Excerpted records:
==========

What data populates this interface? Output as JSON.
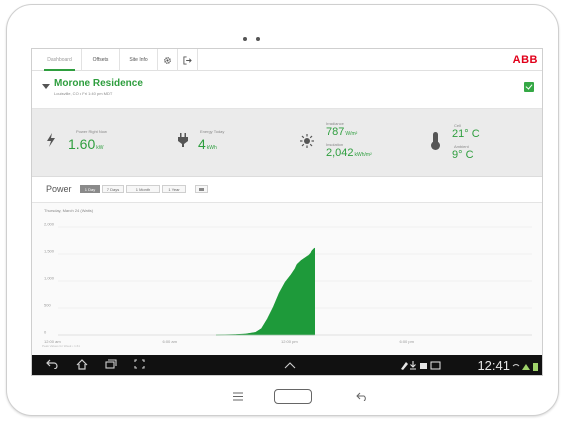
{
  "tabs": [
    {
      "label": "Dashboard",
      "active": true
    },
    {
      "label": "Offsets",
      "active": false
    },
    {
      "label": "Site Info",
      "active": false
    }
  ],
  "app_icons": {
    "settings": "gear-icon",
    "logout": "logout-icon"
  },
  "brand": {
    "logo_text": "ABB",
    "logo_color": "#e1001a"
  },
  "site": {
    "name": "Morone Residence",
    "subtitle": "Louisville, CO • Fri 1:40 pm MDT"
  },
  "stats": {
    "power": {
      "label": "Power Right Now",
      "value": "1.60",
      "unit": "kW",
      "icon": "lightning-icon"
    },
    "energy": {
      "label": "Energy Today",
      "value": "4",
      "unit": "kWh",
      "icon": "plug-icon"
    },
    "irradiance": {
      "label": "Irradiance",
      "value": "787",
      "unit": "W/m²",
      "icon": "sun-icon"
    },
    "insolation": {
      "label": "Insolation",
      "value": "2,042",
      "unit": "kWh/m²"
    },
    "cell": {
      "label": "Cell",
      "value": "21° C",
      "icon": "thermometer-icon"
    },
    "ambient": {
      "label": "Ambient",
      "value": "9° C"
    }
  },
  "power_section": {
    "title": "Power",
    "ranges": [
      "1 Day",
      "7 Days",
      "1 Month",
      "1 Year"
    ],
    "active_range": "1 Day",
    "calendar_icon": "calendar-icon"
  },
  "chart_data": {
    "type": "area",
    "title": "Thursday, March 24 (Watts)",
    "xlabel": "",
    "ylabel": "",
    "x_ticks": [
      "12:00 am",
      "6:00 am",
      "12:00 pm",
      "6:00 pm"
    ],
    "y_ticks": [
      "0",
      "500",
      "1,000",
      "1,500",
      "2,000"
    ],
    "xlim": [
      0,
      24
    ],
    "ylim": [
      0,
      2000
    ],
    "x": [
      8.0,
      8.5,
      9.0,
      9.5,
      10.0,
      10.3,
      10.6,
      10.9,
      11.2,
      11.5,
      11.8,
      12.0,
      12.1,
      12.3,
      12.5,
      12.7,
      12.8,
      12.85,
      12.9,
      12.95,
      13.0,
      13.0
    ],
    "series": [
      {
        "color": "#1e9a3a",
        "values": [
          0,
          5,
          10,
          20,
          50,
          120,
          300,
          520,
          780,
          980,
          1120,
          1230,
          1310,
          1380,
          1430,
          1480,
          1520,
          1560,
          1580,
          1600,
          1610,
          0
        ]
      }
    ],
    "grid": true
  },
  "footer_note": "Peak Values for Week • 1.61",
  "navbar": {
    "time": "12:41",
    "icons": [
      "back-icon",
      "home-icon",
      "recent-apps-icon",
      "screenshot-icon",
      "chevron-up-icon"
    ]
  },
  "hardware": {
    "menu_icon": "menu-icon",
    "back_icon": "back-icon"
  }
}
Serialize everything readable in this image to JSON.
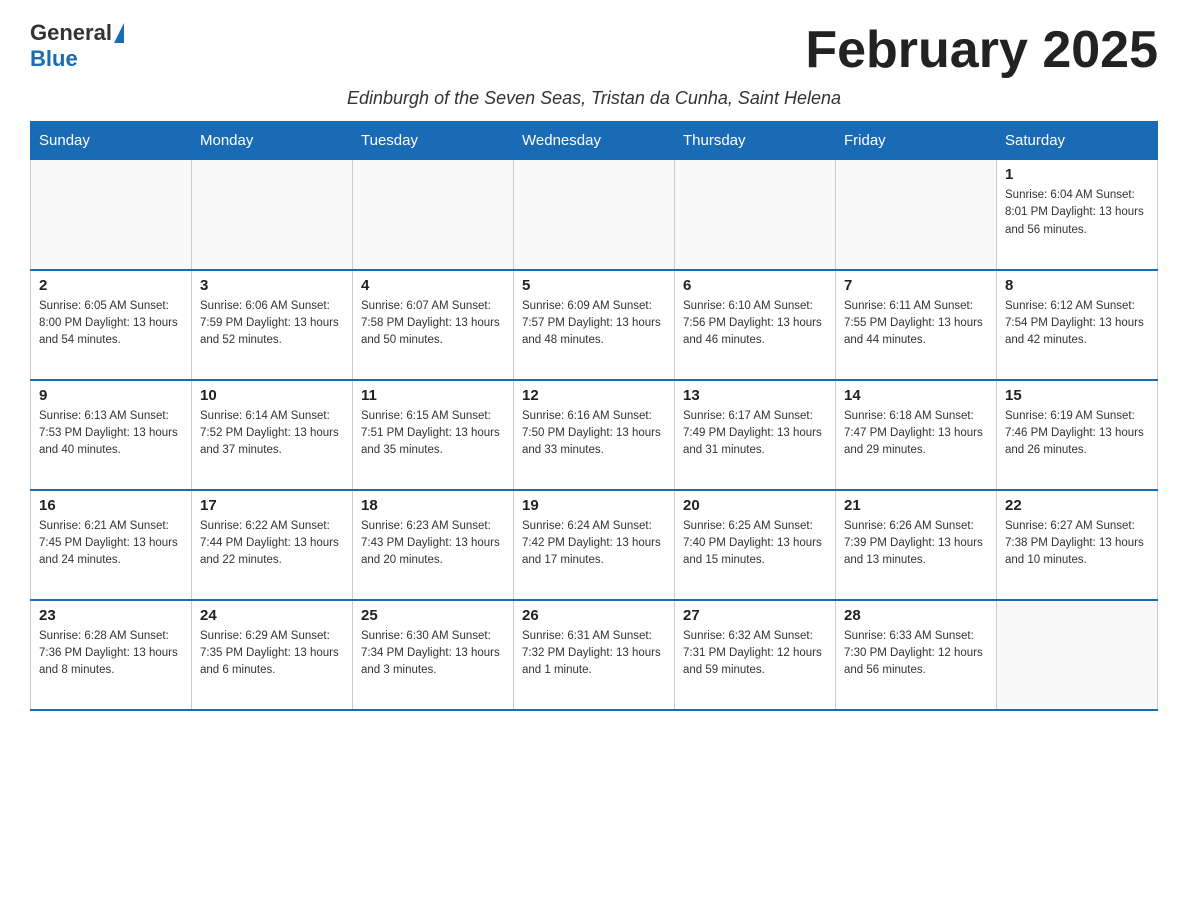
{
  "logo": {
    "general": "General",
    "blue": "Blue"
  },
  "header": {
    "month_title": "February 2025",
    "subtitle": "Edinburgh of the Seven Seas, Tristan da Cunha, Saint Helena"
  },
  "weekdays": [
    "Sunday",
    "Monday",
    "Tuesday",
    "Wednesday",
    "Thursday",
    "Friday",
    "Saturday"
  ],
  "weeks": [
    {
      "days": [
        {
          "num": "",
          "info": ""
        },
        {
          "num": "",
          "info": ""
        },
        {
          "num": "",
          "info": ""
        },
        {
          "num": "",
          "info": ""
        },
        {
          "num": "",
          "info": ""
        },
        {
          "num": "",
          "info": ""
        },
        {
          "num": "1",
          "info": "Sunrise: 6:04 AM\nSunset: 8:01 PM\nDaylight: 13 hours and 56 minutes."
        }
      ]
    },
    {
      "days": [
        {
          "num": "2",
          "info": "Sunrise: 6:05 AM\nSunset: 8:00 PM\nDaylight: 13 hours and 54 minutes."
        },
        {
          "num": "3",
          "info": "Sunrise: 6:06 AM\nSunset: 7:59 PM\nDaylight: 13 hours and 52 minutes."
        },
        {
          "num": "4",
          "info": "Sunrise: 6:07 AM\nSunset: 7:58 PM\nDaylight: 13 hours and 50 minutes."
        },
        {
          "num": "5",
          "info": "Sunrise: 6:09 AM\nSunset: 7:57 PM\nDaylight: 13 hours and 48 minutes."
        },
        {
          "num": "6",
          "info": "Sunrise: 6:10 AM\nSunset: 7:56 PM\nDaylight: 13 hours and 46 minutes."
        },
        {
          "num": "7",
          "info": "Sunrise: 6:11 AM\nSunset: 7:55 PM\nDaylight: 13 hours and 44 minutes."
        },
        {
          "num": "8",
          "info": "Sunrise: 6:12 AM\nSunset: 7:54 PM\nDaylight: 13 hours and 42 minutes."
        }
      ]
    },
    {
      "days": [
        {
          "num": "9",
          "info": "Sunrise: 6:13 AM\nSunset: 7:53 PM\nDaylight: 13 hours and 40 minutes."
        },
        {
          "num": "10",
          "info": "Sunrise: 6:14 AM\nSunset: 7:52 PM\nDaylight: 13 hours and 37 minutes."
        },
        {
          "num": "11",
          "info": "Sunrise: 6:15 AM\nSunset: 7:51 PM\nDaylight: 13 hours and 35 minutes."
        },
        {
          "num": "12",
          "info": "Sunrise: 6:16 AM\nSunset: 7:50 PM\nDaylight: 13 hours and 33 minutes."
        },
        {
          "num": "13",
          "info": "Sunrise: 6:17 AM\nSunset: 7:49 PM\nDaylight: 13 hours and 31 minutes."
        },
        {
          "num": "14",
          "info": "Sunrise: 6:18 AM\nSunset: 7:47 PM\nDaylight: 13 hours and 29 minutes."
        },
        {
          "num": "15",
          "info": "Sunrise: 6:19 AM\nSunset: 7:46 PM\nDaylight: 13 hours and 26 minutes."
        }
      ]
    },
    {
      "days": [
        {
          "num": "16",
          "info": "Sunrise: 6:21 AM\nSunset: 7:45 PM\nDaylight: 13 hours and 24 minutes."
        },
        {
          "num": "17",
          "info": "Sunrise: 6:22 AM\nSunset: 7:44 PM\nDaylight: 13 hours and 22 minutes."
        },
        {
          "num": "18",
          "info": "Sunrise: 6:23 AM\nSunset: 7:43 PM\nDaylight: 13 hours and 20 minutes."
        },
        {
          "num": "19",
          "info": "Sunrise: 6:24 AM\nSunset: 7:42 PM\nDaylight: 13 hours and 17 minutes."
        },
        {
          "num": "20",
          "info": "Sunrise: 6:25 AM\nSunset: 7:40 PM\nDaylight: 13 hours and 15 minutes."
        },
        {
          "num": "21",
          "info": "Sunrise: 6:26 AM\nSunset: 7:39 PM\nDaylight: 13 hours and 13 minutes."
        },
        {
          "num": "22",
          "info": "Sunrise: 6:27 AM\nSunset: 7:38 PM\nDaylight: 13 hours and 10 minutes."
        }
      ]
    },
    {
      "days": [
        {
          "num": "23",
          "info": "Sunrise: 6:28 AM\nSunset: 7:36 PM\nDaylight: 13 hours and 8 minutes."
        },
        {
          "num": "24",
          "info": "Sunrise: 6:29 AM\nSunset: 7:35 PM\nDaylight: 13 hours and 6 minutes."
        },
        {
          "num": "25",
          "info": "Sunrise: 6:30 AM\nSunset: 7:34 PM\nDaylight: 13 hours and 3 minutes."
        },
        {
          "num": "26",
          "info": "Sunrise: 6:31 AM\nSunset: 7:32 PM\nDaylight: 13 hours and 1 minute."
        },
        {
          "num": "27",
          "info": "Sunrise: 6:32 AM\nSunset: 7:31 PM\nDaylight: 12 hours and 59 minutes."
        },
        {
          "num": "28",
          "info": "Sunrise: 6:33 AM\nSunset: 7:30 PM\nDaylight: 12 hours and 56 minutes."
        },
        {
          "num": "",
          "info": ""
        }
      ]
    }
  ]
}
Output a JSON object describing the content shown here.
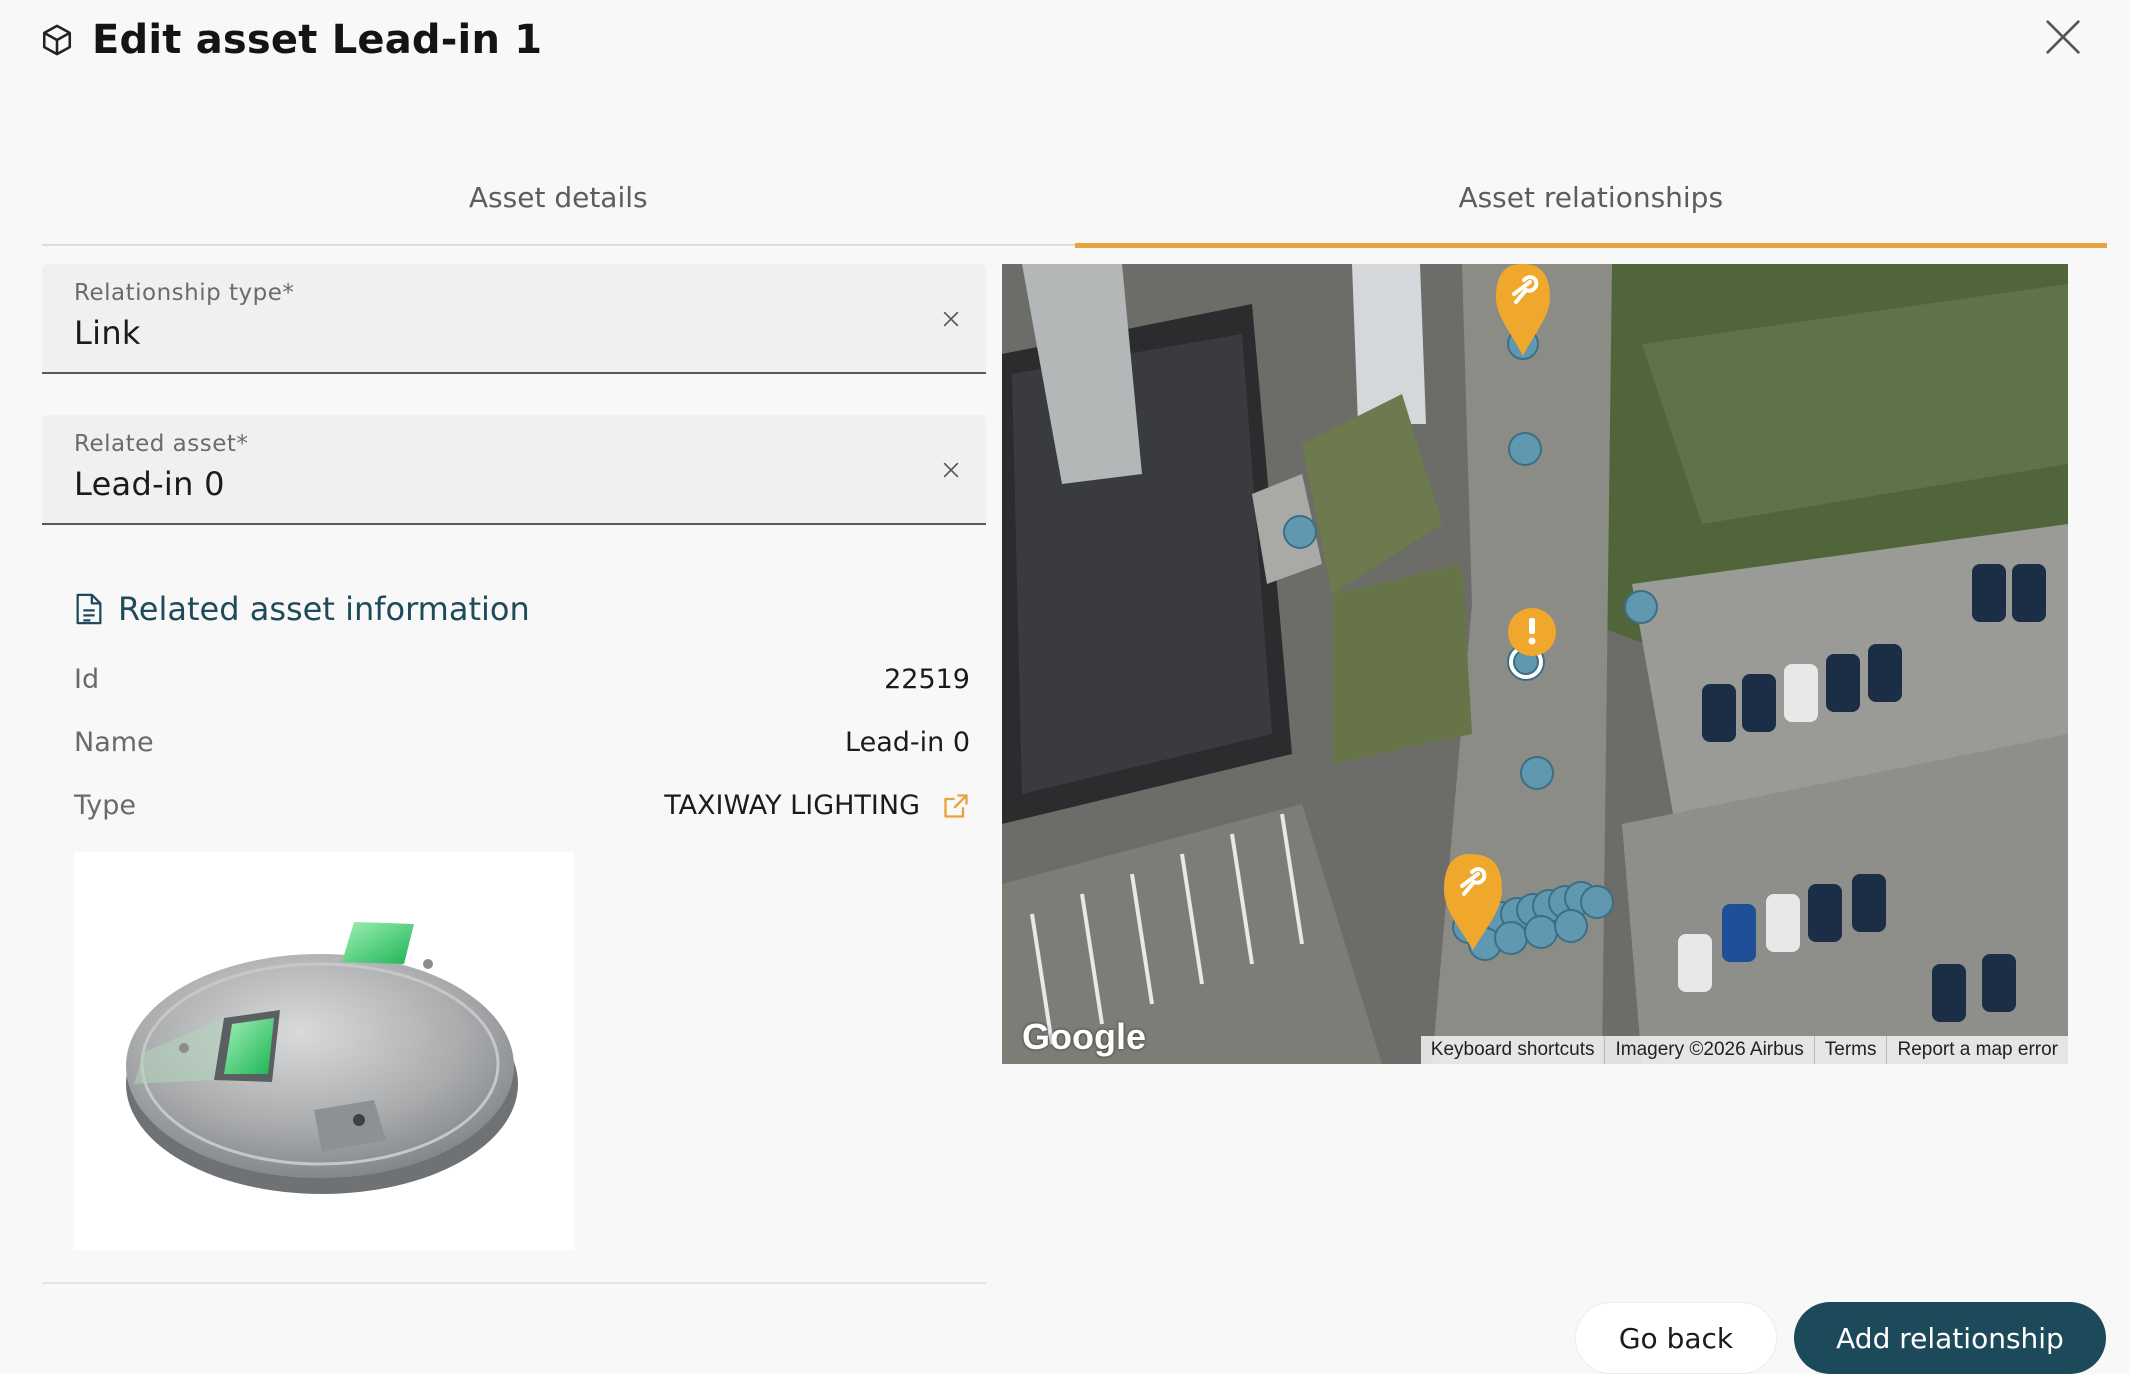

==========

Given problem:
Select and copy every line of the material that holds the string "Output".

Solution to this exercise:
What data populates this interface? Output as JSON.
Output a JSON object describing the content shown here.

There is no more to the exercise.